Stored data
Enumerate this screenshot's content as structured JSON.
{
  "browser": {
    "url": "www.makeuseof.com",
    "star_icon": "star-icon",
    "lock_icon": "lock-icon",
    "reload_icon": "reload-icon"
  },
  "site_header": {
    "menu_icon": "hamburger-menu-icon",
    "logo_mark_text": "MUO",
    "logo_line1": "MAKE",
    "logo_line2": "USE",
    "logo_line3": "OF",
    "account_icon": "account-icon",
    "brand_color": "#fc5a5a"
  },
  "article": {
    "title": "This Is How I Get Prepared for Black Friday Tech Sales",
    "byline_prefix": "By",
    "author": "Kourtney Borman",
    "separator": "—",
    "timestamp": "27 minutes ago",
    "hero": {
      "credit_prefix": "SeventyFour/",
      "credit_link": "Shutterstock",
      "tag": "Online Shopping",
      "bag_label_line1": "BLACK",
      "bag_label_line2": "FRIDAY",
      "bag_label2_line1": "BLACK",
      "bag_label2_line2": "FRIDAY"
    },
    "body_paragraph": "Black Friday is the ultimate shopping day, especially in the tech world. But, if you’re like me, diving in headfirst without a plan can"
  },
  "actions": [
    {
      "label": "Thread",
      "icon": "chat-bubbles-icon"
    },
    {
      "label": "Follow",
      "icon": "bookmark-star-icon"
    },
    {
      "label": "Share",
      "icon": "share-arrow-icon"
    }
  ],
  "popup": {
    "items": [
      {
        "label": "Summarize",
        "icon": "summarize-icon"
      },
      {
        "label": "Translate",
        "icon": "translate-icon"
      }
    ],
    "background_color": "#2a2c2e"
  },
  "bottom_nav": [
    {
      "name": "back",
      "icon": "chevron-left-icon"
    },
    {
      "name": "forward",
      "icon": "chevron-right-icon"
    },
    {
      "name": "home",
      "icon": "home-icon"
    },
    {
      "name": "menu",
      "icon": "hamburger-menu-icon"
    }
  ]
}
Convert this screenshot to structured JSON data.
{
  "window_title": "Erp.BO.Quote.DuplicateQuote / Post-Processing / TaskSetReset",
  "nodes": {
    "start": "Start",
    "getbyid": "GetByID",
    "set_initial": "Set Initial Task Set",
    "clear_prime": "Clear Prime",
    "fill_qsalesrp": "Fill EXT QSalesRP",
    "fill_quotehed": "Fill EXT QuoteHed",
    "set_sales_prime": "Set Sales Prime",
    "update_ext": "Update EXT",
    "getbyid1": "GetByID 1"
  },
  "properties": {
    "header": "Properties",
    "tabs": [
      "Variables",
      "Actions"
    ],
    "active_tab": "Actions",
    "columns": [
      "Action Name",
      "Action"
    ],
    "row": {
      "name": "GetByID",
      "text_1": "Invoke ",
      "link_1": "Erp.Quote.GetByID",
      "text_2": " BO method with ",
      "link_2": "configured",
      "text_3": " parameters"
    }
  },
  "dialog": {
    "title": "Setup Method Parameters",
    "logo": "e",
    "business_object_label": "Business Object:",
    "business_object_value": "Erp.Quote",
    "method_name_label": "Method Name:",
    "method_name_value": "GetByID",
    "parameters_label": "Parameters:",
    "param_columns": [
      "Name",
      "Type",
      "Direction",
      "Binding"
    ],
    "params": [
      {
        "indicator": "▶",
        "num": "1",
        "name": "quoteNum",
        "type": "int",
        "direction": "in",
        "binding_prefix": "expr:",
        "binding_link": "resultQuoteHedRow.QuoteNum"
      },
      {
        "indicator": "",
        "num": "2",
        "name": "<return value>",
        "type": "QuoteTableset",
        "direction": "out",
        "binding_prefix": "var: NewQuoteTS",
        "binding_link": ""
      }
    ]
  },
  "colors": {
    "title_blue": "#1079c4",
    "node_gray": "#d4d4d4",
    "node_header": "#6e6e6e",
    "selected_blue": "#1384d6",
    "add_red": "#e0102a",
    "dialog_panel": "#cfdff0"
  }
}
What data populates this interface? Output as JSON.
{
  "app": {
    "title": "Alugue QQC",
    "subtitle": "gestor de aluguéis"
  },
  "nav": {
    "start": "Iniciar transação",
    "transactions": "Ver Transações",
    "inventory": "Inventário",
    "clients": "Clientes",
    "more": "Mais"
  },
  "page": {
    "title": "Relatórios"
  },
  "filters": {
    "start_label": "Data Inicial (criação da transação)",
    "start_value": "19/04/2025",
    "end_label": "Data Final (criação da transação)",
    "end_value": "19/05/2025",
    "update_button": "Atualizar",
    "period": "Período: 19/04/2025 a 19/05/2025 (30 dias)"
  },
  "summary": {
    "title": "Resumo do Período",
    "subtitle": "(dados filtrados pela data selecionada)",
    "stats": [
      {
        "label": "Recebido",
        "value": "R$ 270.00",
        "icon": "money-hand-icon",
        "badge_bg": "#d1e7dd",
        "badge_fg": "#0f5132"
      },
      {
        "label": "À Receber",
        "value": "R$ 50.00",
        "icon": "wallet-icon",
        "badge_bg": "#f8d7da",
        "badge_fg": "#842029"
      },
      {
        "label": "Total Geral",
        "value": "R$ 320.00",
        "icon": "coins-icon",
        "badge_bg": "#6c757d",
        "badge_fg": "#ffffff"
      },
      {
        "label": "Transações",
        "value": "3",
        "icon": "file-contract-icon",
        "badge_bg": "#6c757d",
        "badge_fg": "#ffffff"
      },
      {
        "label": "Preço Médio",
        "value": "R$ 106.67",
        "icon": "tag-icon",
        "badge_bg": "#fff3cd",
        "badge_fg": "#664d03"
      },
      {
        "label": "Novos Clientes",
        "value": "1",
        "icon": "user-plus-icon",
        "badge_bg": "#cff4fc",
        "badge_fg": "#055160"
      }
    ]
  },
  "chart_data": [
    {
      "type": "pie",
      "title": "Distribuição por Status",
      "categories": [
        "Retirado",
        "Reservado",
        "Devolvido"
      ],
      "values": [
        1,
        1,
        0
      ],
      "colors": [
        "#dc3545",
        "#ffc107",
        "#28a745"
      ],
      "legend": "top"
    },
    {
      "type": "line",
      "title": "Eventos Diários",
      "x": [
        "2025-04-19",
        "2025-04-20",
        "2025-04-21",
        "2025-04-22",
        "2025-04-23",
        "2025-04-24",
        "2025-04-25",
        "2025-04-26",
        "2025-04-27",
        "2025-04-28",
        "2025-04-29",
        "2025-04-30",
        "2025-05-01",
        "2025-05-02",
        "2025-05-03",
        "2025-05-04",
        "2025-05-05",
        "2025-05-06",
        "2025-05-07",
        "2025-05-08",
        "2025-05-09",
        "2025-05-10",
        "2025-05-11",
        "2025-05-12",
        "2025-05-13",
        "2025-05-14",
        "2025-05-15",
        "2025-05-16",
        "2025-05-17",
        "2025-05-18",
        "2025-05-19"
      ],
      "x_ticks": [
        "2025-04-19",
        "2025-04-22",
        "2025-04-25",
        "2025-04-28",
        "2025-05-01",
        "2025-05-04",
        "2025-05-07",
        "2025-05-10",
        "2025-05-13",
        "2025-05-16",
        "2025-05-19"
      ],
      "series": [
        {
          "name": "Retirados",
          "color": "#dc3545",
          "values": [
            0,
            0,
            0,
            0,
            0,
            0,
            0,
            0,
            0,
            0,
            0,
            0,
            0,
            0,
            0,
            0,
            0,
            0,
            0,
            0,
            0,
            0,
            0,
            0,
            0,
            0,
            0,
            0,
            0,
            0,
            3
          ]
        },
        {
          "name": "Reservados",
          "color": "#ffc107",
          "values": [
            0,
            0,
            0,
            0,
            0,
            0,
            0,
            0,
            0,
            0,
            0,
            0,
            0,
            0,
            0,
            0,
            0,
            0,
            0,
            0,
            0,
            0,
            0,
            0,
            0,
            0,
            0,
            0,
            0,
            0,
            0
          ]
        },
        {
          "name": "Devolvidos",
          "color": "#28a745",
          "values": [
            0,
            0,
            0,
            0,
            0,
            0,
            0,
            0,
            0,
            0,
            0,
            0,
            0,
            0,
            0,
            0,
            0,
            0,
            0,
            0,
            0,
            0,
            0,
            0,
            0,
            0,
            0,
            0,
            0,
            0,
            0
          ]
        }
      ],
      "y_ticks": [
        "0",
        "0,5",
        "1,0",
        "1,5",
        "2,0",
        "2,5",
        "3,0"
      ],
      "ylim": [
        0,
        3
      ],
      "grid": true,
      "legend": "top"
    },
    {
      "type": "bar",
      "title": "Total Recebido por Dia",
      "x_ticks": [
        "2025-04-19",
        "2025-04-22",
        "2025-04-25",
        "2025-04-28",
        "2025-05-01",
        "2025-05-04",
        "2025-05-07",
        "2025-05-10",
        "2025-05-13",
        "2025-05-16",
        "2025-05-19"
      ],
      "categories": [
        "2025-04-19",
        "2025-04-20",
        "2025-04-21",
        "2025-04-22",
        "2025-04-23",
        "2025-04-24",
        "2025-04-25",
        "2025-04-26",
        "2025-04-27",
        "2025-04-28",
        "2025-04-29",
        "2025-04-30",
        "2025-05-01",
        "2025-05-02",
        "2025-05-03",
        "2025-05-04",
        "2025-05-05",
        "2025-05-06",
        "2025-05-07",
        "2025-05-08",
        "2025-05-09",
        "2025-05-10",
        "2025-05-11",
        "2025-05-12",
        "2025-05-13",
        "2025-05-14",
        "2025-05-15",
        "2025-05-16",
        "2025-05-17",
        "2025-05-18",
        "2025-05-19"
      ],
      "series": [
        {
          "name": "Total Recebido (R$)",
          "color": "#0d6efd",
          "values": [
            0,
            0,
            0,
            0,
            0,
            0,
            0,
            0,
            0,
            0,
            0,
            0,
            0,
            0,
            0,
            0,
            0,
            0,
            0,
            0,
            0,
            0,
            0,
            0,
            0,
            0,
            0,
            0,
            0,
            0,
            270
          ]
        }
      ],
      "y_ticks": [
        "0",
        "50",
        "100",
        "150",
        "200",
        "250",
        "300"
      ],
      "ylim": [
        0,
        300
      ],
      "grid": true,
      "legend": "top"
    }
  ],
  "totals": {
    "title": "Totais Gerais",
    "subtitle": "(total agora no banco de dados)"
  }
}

● Aim of the exercise: From the material above, copy each line that includes the word "criação".

● Exercise response:
    "start_label": "Data Inicial (criação da transação)",
    "end_label": "Data Final (criação da transação)",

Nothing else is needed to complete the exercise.